---------- TASK INPUT

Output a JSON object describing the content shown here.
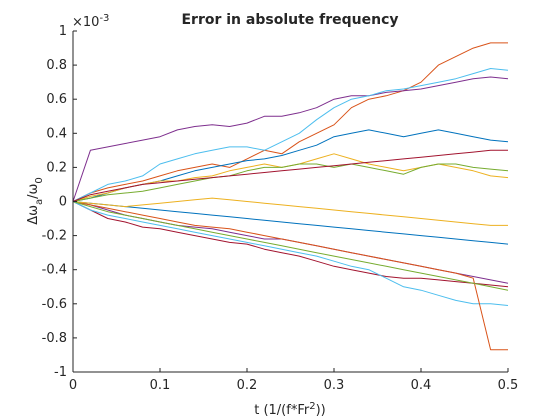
{
  "chart_data": {
    "type": "line",
    "title": "Error in absolute frequency",
    "xlabel": "t (1/(f*Fr^2))",
    "ylabel": "Δω_a/ω_0",
    "y_multiplier_label": "×10^-3",
    "xlim": [
      0,
      0.5
    ],
    "ylim": [
      -1,
      1
    ],
    "x_ticks": [
      0,
      0.1,
      0.2,
      0.3,
      0.4,
      0.5
    ],
    "x_tick_labels": [
      "0",
      "0.1",
      "0.2",
      "0.3",
      "0.4",
      "0.5"
    ],
    "y_ticks": [
      1,
      0.8,
      0.6,
      0.4,
      0.2,
      0,
      -0.2,
      -0.4,
      -0.6,
      -0.8,
      -1
    ],
    "y_tick_labels": [
      "1",
      "0.8",
      "0.6",
      "0.4",
      "0.2",
      "0",
      "-0.2",
      "-0.4",
      "-0.6",
      "-0.8",
      "-1"
    ],
    "grid": false,
    "x": [
      0,
      0.02,
      0.04,
      0.06,
      0.08,
      0.1,
      0.12,
      0.14,
      0.16,
      0.18,
      0.2,
      0.22,
      0.24,
      0.26,
      0.28,
      0.3,
      0.32,
      0.34,
      0.36,
      0.38,
      0.4,
      0.42,
      0.44,
      0.46,
      0.48,
      0.5
    ],
    "series": [
      {
        "color": "#D95319",
        "values": [
          0,
          0.05,
          0.08,
          0.1,
          0.12,
          0.15,
          0.18,
          0.2,
          0.22,
          0.2,
          0.25,
          0.3,
          0.28,
          0.35,
          0.4,
          0.45,
          0.55,
          0.6,
          0.62,
          0.65,
          0.7,
          0.8,
          0.85,
          0.9,
          0.93,
          0.93
        ]
      },
      {
        "color": "#7E2F8E",
        "values": [
          0,
          0.3,
          0.32,
          0.34,
          0.36,
          0.38,
          0.42,
          0.44,
          0.45,
          0.44,
          0.46,
          0.5,
          0.5,
          0.52,
          0.55,
          0.6,
          0.62,
          0.62,
          0.64,
          0.65,
          0.66,
          0.68,
          0.7,
          0.72,
          0.73,
          0.72
        ]
      },
      {
        "color": "#4DBEEE",
        "values": [
          0,
          0.05,
          0.1,
          0.12,
          0.15,
          0.22,
          0.25,
          0.28,
          0.3,
          0.32,
          0.32,
          0.3,
          0.35,
          0.4,
          0.48,
          0.55,
          0.6,
          0.62,
          0.65,
          0.66,
          0.68,
          0.7,
          0.72,
          0.75,
          0.78,
          0.77
        ]
      },
      {
        "color": "#0072BD",
        "values": [
          0,
          0.02,
          0.05,
          0.08,
          0.1,
          0.12,
          0.15,
          0.18,
          0.2,
          0.22,
          0.24,
          0.25,
          0.27,
          0.3,
          0.33,
          0.38,
          0.4,
          0.42,
          0.4,
          0.38,
          0.4,
          0.42,
          0.4,
          0.38,
          0.36,
          0.35
        ]
      },
      {
        "color": "#EDB120",
        "values": [
          0,
          0.03,
          0.05,
          0.08,
          0.1,
          0.12,
          0.12,
          0.14,
          0.15,
          0.18,
          0.2,
          0.22,
          0.2,
          0.22,
          0.25,
          0.28,
          0.25,
          0.22,
          0.2,
          0.18,
          0.2,
          0.22,
          0.2,
          0.18,
          0.15,
          0.14
        ]
      },
      {
        "color": "#77AC30",
        "values": [
          0,
          0.02,
          0.04,
          0.05,
          0.06,
          0.08,
          0.1,
          0.12,
          0.14,
          0.15,
          0.18,
          0.2,
          0.2,
          0.22,
          0.22,
          0.2,
          0.22,
          0.2,
          0.18,
          0.16,
          0.2,
          0.22,
          0.22,
          0.2,
          0.19,
          0.18
        ]
      },
      {
        "color": "#A2142F",
        "values": [
          0,
          -0.05,
          -0.1,
          -0.12,
          -0.15,
          -0.16,
          -0.18,
          -0.2,
          -0.22,
          -0.24,
          -0.25,
          -0.28,
          -0.3,
          -0.32,
          -0.35,
          -0.38,
          -0.4,
          -0.42,
          -0.44,
          -0.45,
          -0.45,
          -0.46,
          -0.47,
          -0.48,
          -0.49,
          -0.5
        ]
      },
      {
        "color": "#7E2F8E",
        "values": [
          0,
          -0.02,
          -0.05,
          -0.08,
          -0.1,
          -0.12,
          -0.14,
          -0.15,
          -0.16,
          -0.18,
          -0.2,
          -0.22,
          -0.22,
          -0.24,
          -0.26,
          -0.28,
          -0.3,
          -0.32,
          -0.34,
          -0.36,
          -0.38,
          -0.4,
          -0.42,
          -0.44,
          -0.46,
          -0.48
        ]
      },
      {
        "color": "#4DBEEE",
        "values": [
          0,
          -0.05,
          -0.08,
          -0.1,
          -0.12,
          -0.14,
          -0.16,
          -0.18,
          -0.2,
          -0.22,
          -0.24,
          -0.26,
          -0.28,
          -0.3,
          -0.32,
          -0.35,
          -0.38,
          -0.4,
          -0.45,
          -0.5,
          -0.52,
          -0.55,
          -0.58,
          -0.6,
          -0.6,
          -0.61
        ]
      },
      {
        "color": "#D95319",
        "values": [
          0,
          -0.02,
          -0.04,
          -0.06,
          -0.08,
          -0.1,
          -0.12,
          -0.14,
          -0.15,
          -0.16,
          -0.18,
          -0.2,
          -0.22,
          -0.24,
          -0.26,
          -0.28,
          -0.3,
          -0.32,
          -0.34,
          -0.36,
          -0.38,
          -0.4,
          -0.42,
          -0.45,
          -0.87,
          -0.87
        ]
      },
      {
        "color": "#0072BD",
        "values": [
          0,
          -0.01,
          -0.02,
          -0.03,
          -0.04,
          -0.05,
          -0.06,
          -0.07,
          -0.08,
          -0.09,
          -0.1,
          -0.11,
          -0.12,
          -0.13,
          -0.14,
          -0.15,
          -0.16,
          -0.17,
          -0.18,
          -0.19,
          -0.2,
          -0.21,
          -0.22,
          -0.23,
          -0.24,
          -0.25
        ]
      },
      {
        "color": "#EDB120",
        "values": [
          0,
          -0.01,
          -0.02,
          -0.03,
          -0.02,
          -0.01,
          0,
          0.01,
          0.02,
          0.01,
          0,
          -0.01,
          -0.02,
          -0.03,
          -0.04,
          -0.05,
          -0.06,
          -0.07,
          -0.08,
          -0.09,
          -0.1,
          -0.11,
          -0.12,
          -0.13,
          -0.14,
          -0.14
        ]
      },
      {
        "color": "#77AC30",
        "values": [
          0,
          -0.03,
          -0.06,
          -0.08,
          -0.1,
          -0.12,
          -0.14,
          -0.16,
          -0.18,
          -0.2,
          -0.22,
          -0.24,
          -0.26,
          -0.28,
          -0.3,
          -0.32,
          -0.34,
          -0.36,
          -0.38,
          -0.4,
          -0.42,
          -0.44,
          -0.46,
          -0.48,
          -0.5,
          -0.52
        ]
      },
      {
        "color": "#A2142F",
        "values": [
          0,
          0.04,
          0.06,
          0.08,
          0.1,
          0.11,
          0.12,
          0.13,
          0.14,
          0.15,
          0.16,
          0.17,
          0.18,
          0.19,
          0.2,
          0.21,
          0.22,
          0.23,
          0.24,
          0.25,
          0.26,
          0.27,
          0.28,
          0.29,
          0.3,
          0.3
        ]
      }
    ]
  }
}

--------------------

**WHAT YOU HAVE TO DO:**
Every record gets retyped exactly; no picture goes into the copy.

**SOLUTION:**
Output a JSON object describing the content shown here.
{
  "chart_data": {
    "type": "line",
    "title": "Error in absolute frequency",
    "xlabel": "t (1/(f*Fr^2))",
    "ylabel": "Δω_a/ω_0",
    "y_multiplier_label": "×10^-3",
    "xlim": [
      0,
      0.5
    ],
    "ylim": [
      -1,
      1
    ],
    "x_ticks": [
      0,
      0.1,
      0.2,
      0.3,
      0.4,
      0.5
    ],
    "x_tick_labels": [
      "0",
      "0.1",
      "0.2",
      "0.3",
      "0.4",
      "0.5"
    ],
    "y_ticks": [
      1,
      0.8,
      0.6,
      0.4,
      0.2,
      0,
      -0.2,
      -0.4,
      -0.6,
      -0.8,
      -1
    ],
    "y_tick_labels": [
      "1",
      "0.8",
      "0.6",
      "0.4",
      "0.2",
      "0",
      "-0.2",
      "-0.4",
      "-0.6",
      "-0.8",
      "-1"
    ],
    "grid": false,
    "x": [
      0,
      0.02,
      0.04,
      0.06,
      0.08,
      0.1,
      0.12,
      0.14,
      0.16,
      0.18,
      0.2,
      0.22,
      0.24,
      0.26,
      0.28,
      0.3,
      0.32,
      0.34,
      0.36,
      0.38,
      0.4,
      0.42,
      0.44,
      0.46,
      0.48,
      0.5
    ],
    "series": [
      {
        "color": "#D95319",
        "values": [
          0,
          0.05,
          0.08,
          0.1,
          0.12,
          0.15,
          0.18,
          0.2,
          0.22,
          0.2,
          0.25,
          0.3,
          0.28,
          0.35,
          0.4,
          0.45,
          0.55,
          0.6,
          0.62,
          0.65,
          0.7,
          0.8,
          0.85,
          0.9,
          0.93,
          0.93
        ]
      },
      {
        "color": "#7E2F8E",
        "values": [
          0,
          0.3,
          0.32,
          0.34,
          0.36,
          0.38,
          0.42,
          0.44,
          0.45,
          0.44,
          0.46,
          0.5,
          0.5,
          0.52,
          0.55,
          0.6,
          0.62,
          0.62,
          0.64,
          0.65,
          0.66,
          0.68,
          0.7,
          0.72,
          0.73,
          0.72
        ]
      },
      {
        "color": "#4DBEEE",
        "values": [
          0,
          0.05,
          0.1,
          0.12,
          0.15,
          0.22,
          0.25,
          0.28,
          0.3,
          0.32,
          0.32,
          0.3,
          0.35,
          0.4,
          0.48,
          0.55,
          0.6,
          0.62,
          0.65,
          0.66,
          0.68,
          0.7,
          0.72,
          0.75,
          0.78,
          0.77
        ]
      },
      {
        "color": "#0072BD",
        "values": [
          0,
          0.02,
          0.05,
          0.08,
          0.1,
          0.12,
          0.15,
          0.18,
          0.2,
          0.22,
          0.24,
          0.25,
          0.27,
          0.3,
          0.33,
          0.38,
          0.4,
          0.42,
          0.4,
          0.38,
          0.4,
          0.42,
          0.4,
          0.38,
          0.36,
          0.35
        ]
      },
      {
        "color": "#EDB120",
        "values": [
          0,
          0.03,
          0.05,
          0.08,
          0.1,
          0.12,
          0.12,
          0.14,
          0.15,
          0.18,
          0.2,
          0.22,
          0.2,
          0.22,
          0.25,
          0.28,
          0.25,
          0.22,
          0.2,
          0.18,
          0.2,
          0.22,
          0.2,
          0.18,
          0.15,
          0.14
        ]
      },
      {
        "color": "#77AC30",
        "values": [
          0,
          0.02,
          0.04,
          0.05,
          0.06,
          0.08,
          0.1,
          0.12,
          0.14,
          0.15,
          0.18,
          0.2,
          0.2,
          0.22,
          0.22,
          0.2,
          0.22,
          0.2,
          0.18,
          0.16,
          0.2,
          0.22,
          0.22,
          0.2,
          0.19,
          0.18
        ]
      },
      {
        "color": "#A2142F",
        "values": [
          0,
          -0.05,
          -0.1,
          -0.12,
          -0.15,
          -0.16,
          -0.18,
          -0.2,
          -0.22,
          -0.24,
          -0.25,
          -0.28,
          -0.3,
          -0.32,
          -0.35,
          -0.38,
          -0.4,
          -0.42,
          -0.44,
          -0.45,
          -0.45,
          -0.46,
          -0.47,
          -0.48,
          -0.49,
          -0.5
        ]
      },
      {
        "color": "#7E2F8E",
        "values": [
          0,
          -0.02,
          -0.05,
          -0.08,
          -0.1,
          -0.12,
          -0.14,
          -0.15,
          -0.16,
          -0.18,
          -0.2,
          -0.22,
          -0.22,
          -0.24,
          -0.26,
          -0.28,
          -0.3,
          -0.32,
          -0.34,
          -0.36,
          -0.38,
          -0.4,
          -0.42,
          -0.44,
          -0.46,
          -0.48
        ]
      },
      {
        "color": "#4DBEEE",
        "values": [
          0,
          -0.05,
          -0.08,
          -0.1,
          -0.12,
          -0.14,
          -0.16,
          -0.18,
          -0.2,
          -0.22,
          -0.24,
          -0.26,
          -0.28,
          -0.3,
          -0.32,
          -0.35,
          -0.38,
          -0.4,
          -0.45,
          -0.5,
          -0.52,
          -0.55,
          -0.58,
          -0.6,
          -0.6,
          -0.61
        ]
      },
      {
        "color": "#D95319",
        "values": [
          0,
          -0.02,
          -0.04,
          -0.06,
          -0.08,
          -0.1,
          -0.12,
          -0.14,
          -0.15,
          -0.16,
          -0.18,
          -0.2,
          -0.22,
          -0.24,
          -0.26,
          -0.28,
          -0.3,
          -0.32,
          -0.34,
          -0.36,
          -0.38,
          -0.4,
          -0.42,
          -0.45,
          -0.87,
          -0.87
        ]
      },
      {
        "color": "#0072BD",
        "values": [
          0,
          -0.01,
          -0.02,
          -0.03,
          -0.04,
          -0.05,
          -0.06,
          -0.07,
          -0.08,
          -0.09,
          -0.1,
          -0.11,
          -0.12,
          -0.13,
          -0.14,
          -0.15,
          -0.16,
          -0.17,
          -0.18,
          -0.19,
          -0.2,
          -0.21,
          -0.22,
          -0.23,
          -0.24,
          -0.25
        ]
      },
      {
        "color": "#EDB120",
        "values": [
          0,
          -0.01,
          -0.02,
          -0.03,
          -0.02,
          -0.01,
          0,
          0.01,
          0.02,
          0.01,
          0,
          -0.01,
          -0.02,
          -0.03,
          -0.04,
          -0.05,
          -0.06,
          -0.07,
          -0.08,
          -0.09,
          -0.1,
          -0.11,
          -0.12,
          -0.13,
          -0.14,
          -0.14
        ]
      },
      {
        "color": "#77AC30",
        "values": [
          0,
          -0.03,
          -0.06,
          -0.08,
          -0.1,
          -0.12,
          -0.14,
          -0.16,
          -0.18,
          -0.2,
          -0.22,
          -0.24,
          -0.26,
          -0.28,
          -0.3,
          -0.32,
          -0.34,
          -0.36,
          -0.38,
          -0.4,
          -0.42,
          -0.44,
          -0.46,
          -0.48,
          -0.5,
          -0.52
        ]
      },
      {
        "color": "#A2142F",
        "values": [
          0,
          0.04,
          0.06,
          0.08,
          0.1,
          0.11,
          0.12,
          0.13,
          0.14,
          0.15,
          0.16,
          0.17,
          0.18,
          0.19,
          0.2,
          0.21,
          0.22,
          0.23,
          0.24,
          0.25,
          0.26,
          0.27,
          0.28,
          0.29,
          0.3,
          0.3
        ]
      }
    ]
  }
}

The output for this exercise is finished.